* **Provided data**

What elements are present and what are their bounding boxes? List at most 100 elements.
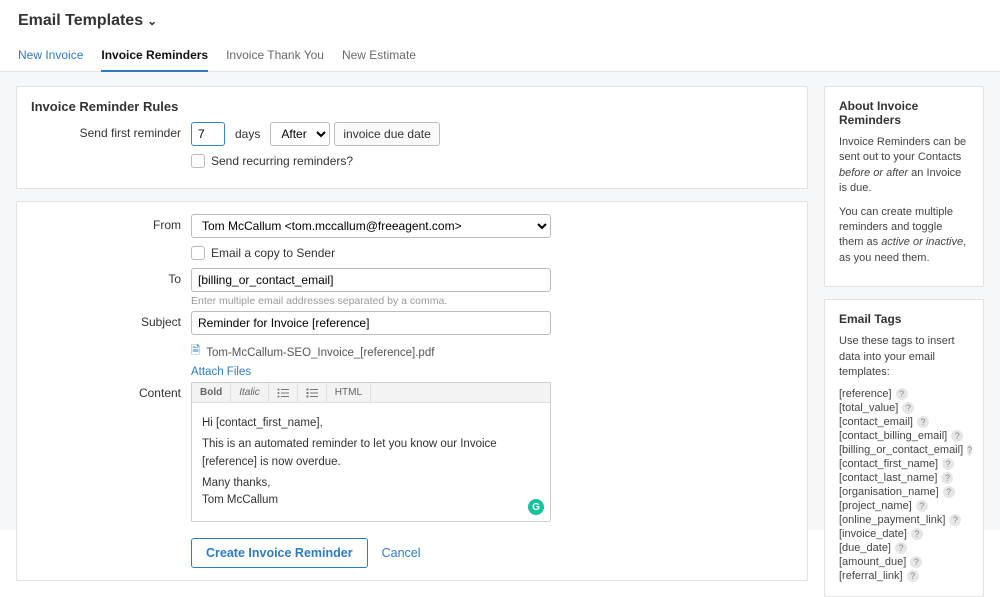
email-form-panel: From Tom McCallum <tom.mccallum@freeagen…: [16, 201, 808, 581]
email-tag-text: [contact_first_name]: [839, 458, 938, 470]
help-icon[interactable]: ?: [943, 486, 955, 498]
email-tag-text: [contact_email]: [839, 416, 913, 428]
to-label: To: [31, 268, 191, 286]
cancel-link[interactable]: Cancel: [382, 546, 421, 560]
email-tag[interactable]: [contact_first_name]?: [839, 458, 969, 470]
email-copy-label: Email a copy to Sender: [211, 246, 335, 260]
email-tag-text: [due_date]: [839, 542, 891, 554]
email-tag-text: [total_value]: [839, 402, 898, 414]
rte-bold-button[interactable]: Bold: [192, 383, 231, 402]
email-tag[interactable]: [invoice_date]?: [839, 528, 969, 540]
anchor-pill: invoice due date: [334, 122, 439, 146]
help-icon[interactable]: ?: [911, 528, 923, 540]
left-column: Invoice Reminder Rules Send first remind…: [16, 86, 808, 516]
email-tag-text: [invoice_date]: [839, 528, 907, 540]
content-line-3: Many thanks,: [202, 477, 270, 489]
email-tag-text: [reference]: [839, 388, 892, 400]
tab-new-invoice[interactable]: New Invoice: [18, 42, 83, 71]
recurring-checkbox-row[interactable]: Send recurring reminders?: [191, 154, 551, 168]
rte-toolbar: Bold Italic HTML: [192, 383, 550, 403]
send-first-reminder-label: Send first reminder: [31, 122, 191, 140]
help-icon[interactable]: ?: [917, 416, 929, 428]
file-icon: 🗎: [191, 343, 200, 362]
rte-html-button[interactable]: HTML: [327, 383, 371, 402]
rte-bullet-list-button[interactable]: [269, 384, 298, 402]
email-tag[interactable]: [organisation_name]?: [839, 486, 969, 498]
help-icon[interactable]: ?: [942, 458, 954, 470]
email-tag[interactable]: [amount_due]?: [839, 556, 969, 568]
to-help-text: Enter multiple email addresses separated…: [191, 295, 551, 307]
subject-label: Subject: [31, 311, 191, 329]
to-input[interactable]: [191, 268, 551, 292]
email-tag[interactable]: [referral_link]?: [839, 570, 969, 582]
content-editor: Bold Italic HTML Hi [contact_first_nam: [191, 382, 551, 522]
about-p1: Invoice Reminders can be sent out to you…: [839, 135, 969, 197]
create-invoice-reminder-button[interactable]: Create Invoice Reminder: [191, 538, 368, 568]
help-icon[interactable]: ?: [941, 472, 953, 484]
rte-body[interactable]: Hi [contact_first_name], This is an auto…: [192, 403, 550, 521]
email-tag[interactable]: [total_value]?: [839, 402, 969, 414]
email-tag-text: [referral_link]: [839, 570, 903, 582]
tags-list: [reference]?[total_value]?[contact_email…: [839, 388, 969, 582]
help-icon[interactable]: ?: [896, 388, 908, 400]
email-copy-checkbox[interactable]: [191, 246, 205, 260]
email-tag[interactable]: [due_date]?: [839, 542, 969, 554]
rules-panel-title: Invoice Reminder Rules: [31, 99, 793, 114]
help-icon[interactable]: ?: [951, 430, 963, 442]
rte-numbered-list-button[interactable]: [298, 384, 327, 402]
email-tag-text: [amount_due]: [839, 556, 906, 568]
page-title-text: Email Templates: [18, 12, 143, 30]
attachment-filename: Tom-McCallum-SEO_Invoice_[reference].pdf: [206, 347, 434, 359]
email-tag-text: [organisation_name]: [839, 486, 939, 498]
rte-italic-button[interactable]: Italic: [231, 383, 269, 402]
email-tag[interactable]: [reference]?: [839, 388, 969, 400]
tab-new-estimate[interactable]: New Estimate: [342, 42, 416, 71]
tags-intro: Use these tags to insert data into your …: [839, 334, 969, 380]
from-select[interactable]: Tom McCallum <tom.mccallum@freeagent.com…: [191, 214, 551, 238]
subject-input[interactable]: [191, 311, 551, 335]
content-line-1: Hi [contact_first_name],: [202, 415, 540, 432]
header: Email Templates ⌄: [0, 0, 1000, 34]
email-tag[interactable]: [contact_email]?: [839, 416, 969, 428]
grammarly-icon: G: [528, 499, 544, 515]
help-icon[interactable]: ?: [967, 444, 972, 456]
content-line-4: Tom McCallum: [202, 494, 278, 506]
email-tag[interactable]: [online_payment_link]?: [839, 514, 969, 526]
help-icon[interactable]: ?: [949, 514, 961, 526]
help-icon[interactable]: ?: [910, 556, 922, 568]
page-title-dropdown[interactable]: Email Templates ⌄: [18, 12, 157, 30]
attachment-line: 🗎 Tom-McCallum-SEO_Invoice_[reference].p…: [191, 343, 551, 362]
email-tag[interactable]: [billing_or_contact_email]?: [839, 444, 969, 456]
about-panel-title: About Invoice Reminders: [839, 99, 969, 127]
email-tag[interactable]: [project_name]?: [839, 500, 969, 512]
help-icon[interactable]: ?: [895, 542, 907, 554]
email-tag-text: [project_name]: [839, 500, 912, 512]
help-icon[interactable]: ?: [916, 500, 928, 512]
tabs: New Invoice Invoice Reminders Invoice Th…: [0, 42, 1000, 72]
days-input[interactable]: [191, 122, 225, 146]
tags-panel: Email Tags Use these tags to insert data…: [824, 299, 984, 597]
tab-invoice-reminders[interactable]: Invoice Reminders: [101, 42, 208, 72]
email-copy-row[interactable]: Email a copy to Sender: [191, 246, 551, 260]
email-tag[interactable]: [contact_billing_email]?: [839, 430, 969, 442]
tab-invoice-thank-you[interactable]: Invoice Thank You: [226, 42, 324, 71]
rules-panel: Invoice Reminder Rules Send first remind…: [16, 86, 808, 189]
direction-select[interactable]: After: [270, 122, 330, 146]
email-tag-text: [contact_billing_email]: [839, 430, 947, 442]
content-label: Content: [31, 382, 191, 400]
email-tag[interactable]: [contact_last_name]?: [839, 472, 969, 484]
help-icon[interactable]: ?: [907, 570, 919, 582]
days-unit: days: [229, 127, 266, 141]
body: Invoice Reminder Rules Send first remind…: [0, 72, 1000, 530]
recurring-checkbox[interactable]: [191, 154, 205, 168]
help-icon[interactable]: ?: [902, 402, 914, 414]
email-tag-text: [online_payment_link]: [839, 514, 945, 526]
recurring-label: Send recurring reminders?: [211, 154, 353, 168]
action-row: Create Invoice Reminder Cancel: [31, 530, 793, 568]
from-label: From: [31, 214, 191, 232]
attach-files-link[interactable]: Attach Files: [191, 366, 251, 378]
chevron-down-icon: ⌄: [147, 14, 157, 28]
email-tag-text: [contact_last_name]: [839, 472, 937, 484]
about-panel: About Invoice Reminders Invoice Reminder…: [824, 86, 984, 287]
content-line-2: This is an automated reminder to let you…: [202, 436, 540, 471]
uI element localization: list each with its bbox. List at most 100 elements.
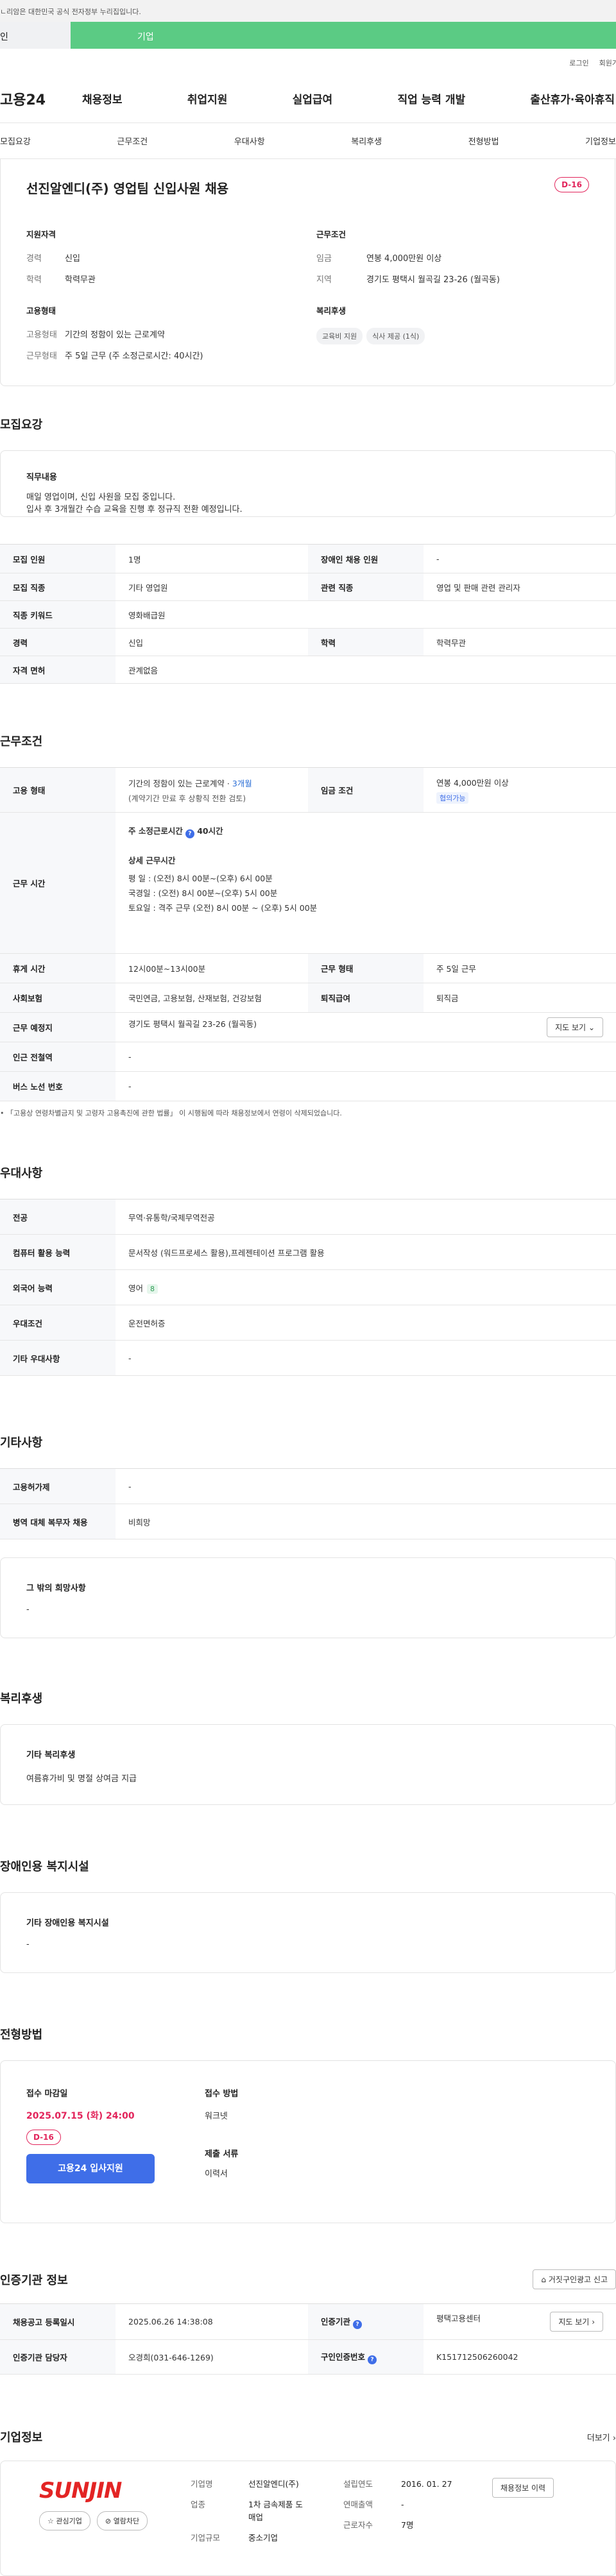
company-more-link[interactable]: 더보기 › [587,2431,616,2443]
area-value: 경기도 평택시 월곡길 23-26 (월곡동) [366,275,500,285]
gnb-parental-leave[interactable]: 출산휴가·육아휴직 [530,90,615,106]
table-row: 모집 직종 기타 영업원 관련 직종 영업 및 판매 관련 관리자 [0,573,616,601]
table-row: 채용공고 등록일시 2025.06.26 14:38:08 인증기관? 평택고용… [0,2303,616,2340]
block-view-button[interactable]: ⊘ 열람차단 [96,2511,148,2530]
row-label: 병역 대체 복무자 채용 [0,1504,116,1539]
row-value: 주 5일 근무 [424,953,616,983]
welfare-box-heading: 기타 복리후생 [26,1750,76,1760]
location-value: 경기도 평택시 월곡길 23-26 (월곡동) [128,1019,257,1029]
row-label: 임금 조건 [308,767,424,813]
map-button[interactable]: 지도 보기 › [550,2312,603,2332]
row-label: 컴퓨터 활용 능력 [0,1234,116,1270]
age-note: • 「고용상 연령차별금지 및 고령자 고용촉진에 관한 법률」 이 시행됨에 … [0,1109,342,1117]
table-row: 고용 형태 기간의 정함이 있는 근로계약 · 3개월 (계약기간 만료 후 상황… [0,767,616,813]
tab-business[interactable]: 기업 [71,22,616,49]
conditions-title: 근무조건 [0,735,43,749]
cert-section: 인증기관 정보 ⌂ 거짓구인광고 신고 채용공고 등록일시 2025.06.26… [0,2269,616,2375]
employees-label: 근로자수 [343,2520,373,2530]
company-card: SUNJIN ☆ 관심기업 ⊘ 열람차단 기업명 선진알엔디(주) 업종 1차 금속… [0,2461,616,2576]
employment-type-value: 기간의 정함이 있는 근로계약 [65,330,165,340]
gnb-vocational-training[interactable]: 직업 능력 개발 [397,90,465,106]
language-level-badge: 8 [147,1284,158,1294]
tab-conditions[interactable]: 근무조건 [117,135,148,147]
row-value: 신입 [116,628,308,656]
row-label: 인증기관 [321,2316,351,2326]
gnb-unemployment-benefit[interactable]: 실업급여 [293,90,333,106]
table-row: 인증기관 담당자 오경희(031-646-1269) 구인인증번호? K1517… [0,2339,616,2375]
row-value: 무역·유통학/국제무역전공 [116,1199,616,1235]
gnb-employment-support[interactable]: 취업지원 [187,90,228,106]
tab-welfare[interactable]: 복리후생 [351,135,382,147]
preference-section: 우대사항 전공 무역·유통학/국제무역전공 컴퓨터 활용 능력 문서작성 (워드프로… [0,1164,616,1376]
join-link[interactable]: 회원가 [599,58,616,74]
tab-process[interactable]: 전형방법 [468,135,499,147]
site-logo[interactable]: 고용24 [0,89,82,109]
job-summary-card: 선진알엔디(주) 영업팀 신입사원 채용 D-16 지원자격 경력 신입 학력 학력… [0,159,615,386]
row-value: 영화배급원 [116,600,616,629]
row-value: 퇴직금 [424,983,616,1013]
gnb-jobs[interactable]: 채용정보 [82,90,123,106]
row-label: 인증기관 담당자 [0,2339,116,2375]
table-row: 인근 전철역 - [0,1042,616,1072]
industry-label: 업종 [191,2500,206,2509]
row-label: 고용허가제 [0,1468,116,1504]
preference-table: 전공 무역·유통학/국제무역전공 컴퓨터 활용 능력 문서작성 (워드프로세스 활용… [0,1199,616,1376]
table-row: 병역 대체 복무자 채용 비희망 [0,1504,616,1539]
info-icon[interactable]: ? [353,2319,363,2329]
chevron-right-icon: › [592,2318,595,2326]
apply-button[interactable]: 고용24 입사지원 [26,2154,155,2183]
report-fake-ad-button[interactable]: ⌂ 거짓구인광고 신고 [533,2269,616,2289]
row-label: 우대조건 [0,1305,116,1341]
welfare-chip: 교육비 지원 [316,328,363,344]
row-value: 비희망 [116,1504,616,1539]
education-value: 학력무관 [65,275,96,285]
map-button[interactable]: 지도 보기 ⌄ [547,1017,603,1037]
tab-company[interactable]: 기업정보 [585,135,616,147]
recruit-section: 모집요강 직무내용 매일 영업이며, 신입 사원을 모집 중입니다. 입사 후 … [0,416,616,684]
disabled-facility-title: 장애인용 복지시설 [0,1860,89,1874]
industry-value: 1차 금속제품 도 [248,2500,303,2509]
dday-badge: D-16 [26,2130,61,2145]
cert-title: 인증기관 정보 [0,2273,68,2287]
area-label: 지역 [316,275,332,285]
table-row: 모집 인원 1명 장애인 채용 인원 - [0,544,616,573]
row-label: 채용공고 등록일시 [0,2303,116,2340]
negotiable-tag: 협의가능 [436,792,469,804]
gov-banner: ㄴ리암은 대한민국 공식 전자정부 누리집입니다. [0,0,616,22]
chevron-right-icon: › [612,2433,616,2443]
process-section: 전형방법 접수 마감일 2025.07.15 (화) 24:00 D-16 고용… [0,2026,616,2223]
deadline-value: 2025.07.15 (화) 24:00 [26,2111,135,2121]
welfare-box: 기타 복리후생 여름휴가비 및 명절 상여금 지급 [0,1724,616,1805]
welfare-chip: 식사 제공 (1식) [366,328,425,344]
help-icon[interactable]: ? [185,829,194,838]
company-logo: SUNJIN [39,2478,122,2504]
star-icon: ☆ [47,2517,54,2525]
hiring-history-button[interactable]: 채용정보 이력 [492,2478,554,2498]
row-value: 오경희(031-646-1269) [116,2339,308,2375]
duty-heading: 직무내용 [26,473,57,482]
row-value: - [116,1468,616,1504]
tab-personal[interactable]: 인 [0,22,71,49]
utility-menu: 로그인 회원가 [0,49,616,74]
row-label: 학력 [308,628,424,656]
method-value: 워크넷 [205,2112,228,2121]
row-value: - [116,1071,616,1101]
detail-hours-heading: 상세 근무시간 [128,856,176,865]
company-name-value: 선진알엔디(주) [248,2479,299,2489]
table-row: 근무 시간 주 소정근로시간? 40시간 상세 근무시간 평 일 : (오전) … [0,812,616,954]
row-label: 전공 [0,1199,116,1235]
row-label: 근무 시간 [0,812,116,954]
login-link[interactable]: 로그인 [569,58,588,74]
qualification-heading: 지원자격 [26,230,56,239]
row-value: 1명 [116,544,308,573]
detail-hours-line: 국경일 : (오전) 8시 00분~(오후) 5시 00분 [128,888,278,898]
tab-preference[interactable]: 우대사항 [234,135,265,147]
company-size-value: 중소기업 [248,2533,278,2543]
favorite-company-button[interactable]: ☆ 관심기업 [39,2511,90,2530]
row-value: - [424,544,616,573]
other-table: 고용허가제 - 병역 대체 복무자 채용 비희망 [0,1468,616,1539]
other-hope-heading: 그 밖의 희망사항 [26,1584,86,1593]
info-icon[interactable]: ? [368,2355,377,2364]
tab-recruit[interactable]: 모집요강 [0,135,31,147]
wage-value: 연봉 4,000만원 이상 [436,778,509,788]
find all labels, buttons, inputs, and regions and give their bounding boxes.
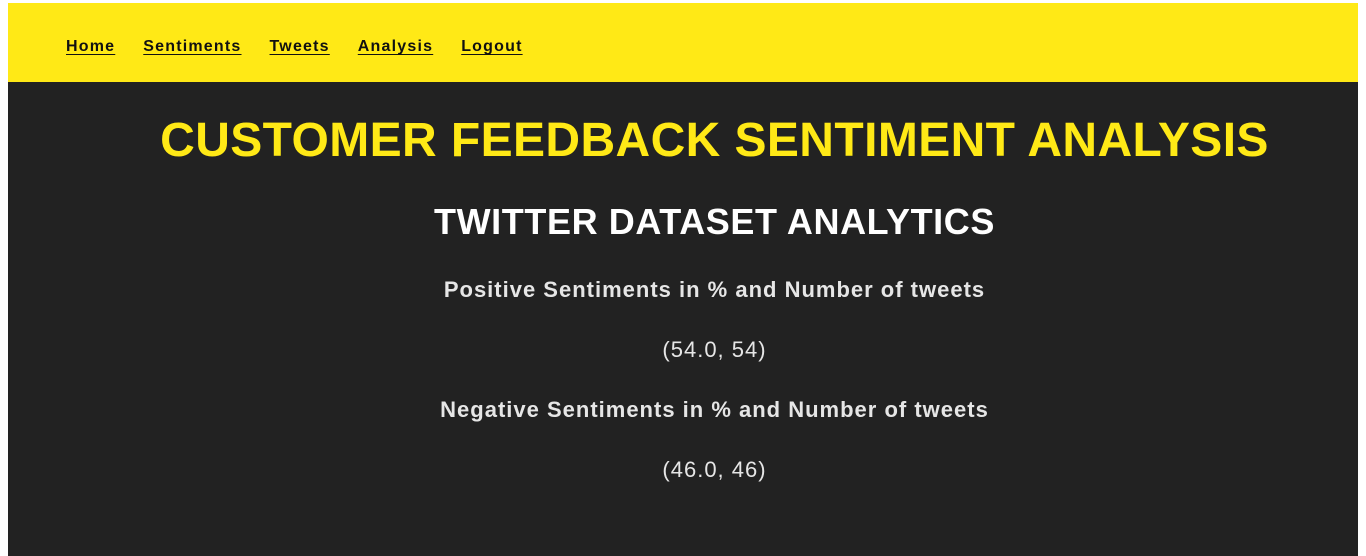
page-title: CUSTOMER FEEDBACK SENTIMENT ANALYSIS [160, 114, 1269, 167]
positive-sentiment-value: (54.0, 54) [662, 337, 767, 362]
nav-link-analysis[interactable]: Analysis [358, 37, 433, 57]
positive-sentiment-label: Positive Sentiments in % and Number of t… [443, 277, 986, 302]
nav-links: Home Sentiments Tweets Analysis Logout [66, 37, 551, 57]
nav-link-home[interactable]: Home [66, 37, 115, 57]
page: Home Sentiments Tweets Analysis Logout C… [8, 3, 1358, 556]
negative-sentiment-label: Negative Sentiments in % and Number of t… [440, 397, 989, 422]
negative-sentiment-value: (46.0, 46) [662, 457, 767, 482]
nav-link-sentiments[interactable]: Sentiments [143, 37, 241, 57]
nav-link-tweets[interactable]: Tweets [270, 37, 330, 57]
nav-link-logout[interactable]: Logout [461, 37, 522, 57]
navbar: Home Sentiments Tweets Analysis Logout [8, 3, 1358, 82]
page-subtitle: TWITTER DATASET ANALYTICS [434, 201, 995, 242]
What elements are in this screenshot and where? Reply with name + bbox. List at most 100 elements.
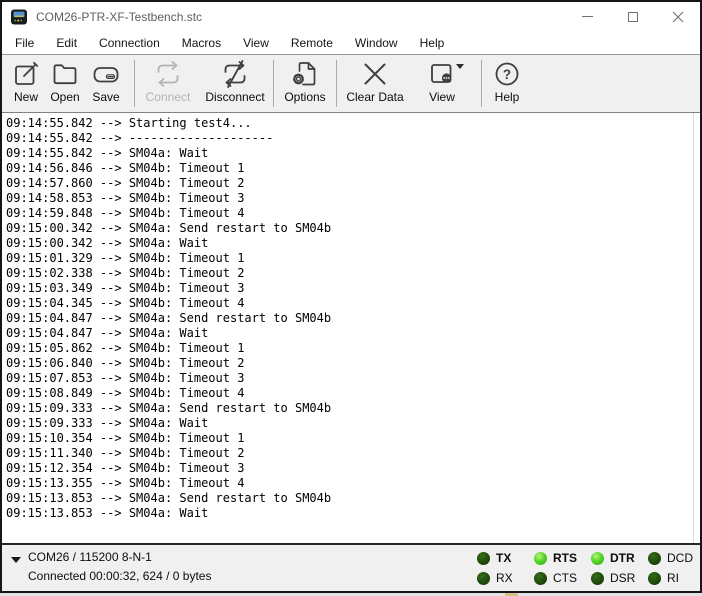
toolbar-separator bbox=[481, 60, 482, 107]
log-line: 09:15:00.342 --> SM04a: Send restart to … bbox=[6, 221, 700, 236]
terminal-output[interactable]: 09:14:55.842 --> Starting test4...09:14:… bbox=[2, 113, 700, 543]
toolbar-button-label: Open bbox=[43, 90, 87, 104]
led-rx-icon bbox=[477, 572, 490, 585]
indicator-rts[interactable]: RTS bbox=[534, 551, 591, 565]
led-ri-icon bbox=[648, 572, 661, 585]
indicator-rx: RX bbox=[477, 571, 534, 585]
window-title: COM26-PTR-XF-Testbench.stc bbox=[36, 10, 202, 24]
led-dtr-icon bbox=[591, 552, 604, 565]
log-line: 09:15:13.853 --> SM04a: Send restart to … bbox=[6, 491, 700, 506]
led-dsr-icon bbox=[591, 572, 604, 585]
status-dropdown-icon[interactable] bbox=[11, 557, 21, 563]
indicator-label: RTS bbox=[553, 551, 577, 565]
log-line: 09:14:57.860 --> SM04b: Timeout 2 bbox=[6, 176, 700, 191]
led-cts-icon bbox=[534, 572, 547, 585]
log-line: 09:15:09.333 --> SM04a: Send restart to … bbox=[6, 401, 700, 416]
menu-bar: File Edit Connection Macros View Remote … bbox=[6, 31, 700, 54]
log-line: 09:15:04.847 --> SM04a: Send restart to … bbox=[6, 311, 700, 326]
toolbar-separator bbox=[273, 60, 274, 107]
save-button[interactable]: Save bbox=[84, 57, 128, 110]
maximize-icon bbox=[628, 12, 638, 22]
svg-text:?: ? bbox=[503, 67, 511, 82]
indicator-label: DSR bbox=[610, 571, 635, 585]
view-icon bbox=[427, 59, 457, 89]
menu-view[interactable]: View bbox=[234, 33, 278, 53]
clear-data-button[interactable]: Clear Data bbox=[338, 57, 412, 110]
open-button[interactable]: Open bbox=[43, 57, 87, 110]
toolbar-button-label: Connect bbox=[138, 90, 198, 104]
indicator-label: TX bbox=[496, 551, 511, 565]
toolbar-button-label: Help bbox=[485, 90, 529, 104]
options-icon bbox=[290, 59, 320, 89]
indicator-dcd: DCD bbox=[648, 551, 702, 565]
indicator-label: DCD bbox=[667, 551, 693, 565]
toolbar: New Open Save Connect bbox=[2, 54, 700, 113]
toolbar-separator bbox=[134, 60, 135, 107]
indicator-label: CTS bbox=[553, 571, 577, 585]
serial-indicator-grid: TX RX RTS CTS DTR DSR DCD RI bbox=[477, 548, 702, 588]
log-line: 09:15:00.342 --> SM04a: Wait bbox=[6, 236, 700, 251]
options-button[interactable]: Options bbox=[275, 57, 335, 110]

* **Aim of the task**
Could you copy out the entries from the line with "toolbar-separator bbox=[481, 60, 482, 107]" to the line with "log-line: 09:15:13.853 -->", character for character?

* **Solution for this task**
toolbar-separator bbox=[481, 60, 482, 107]
log-line: 09:15:00.342 --> SM04a: Send restart to … bbox=[6, 221, 700, 236]
terminal-output[interactable]: 09:14:55.842 --> Starting test4...09:14:… bbox=[2, 113, 700, 543]
toolbar-button-label: Open bbox=[43, 90, 87, 104]
led-rx-icon bbox=[477, 572, 490, 585]
indicator-rts[interactable]: RTS bbox=[534, 551, 591, 565]
led-ri-icon bbox=[648, 572, 661, 585]
indicator-rx: RX bbox=[477, 571, 534, 585]
window-title: COM26-PTR-XF-Testbench.stc bbox=[36, 10, 202, 24]
led-dtr-icon bbox=[591, 552, 604, 565]
log-line: 09:15:13.853 --> SM04a: Send restart to … bbox=[6, 491, 700, 506]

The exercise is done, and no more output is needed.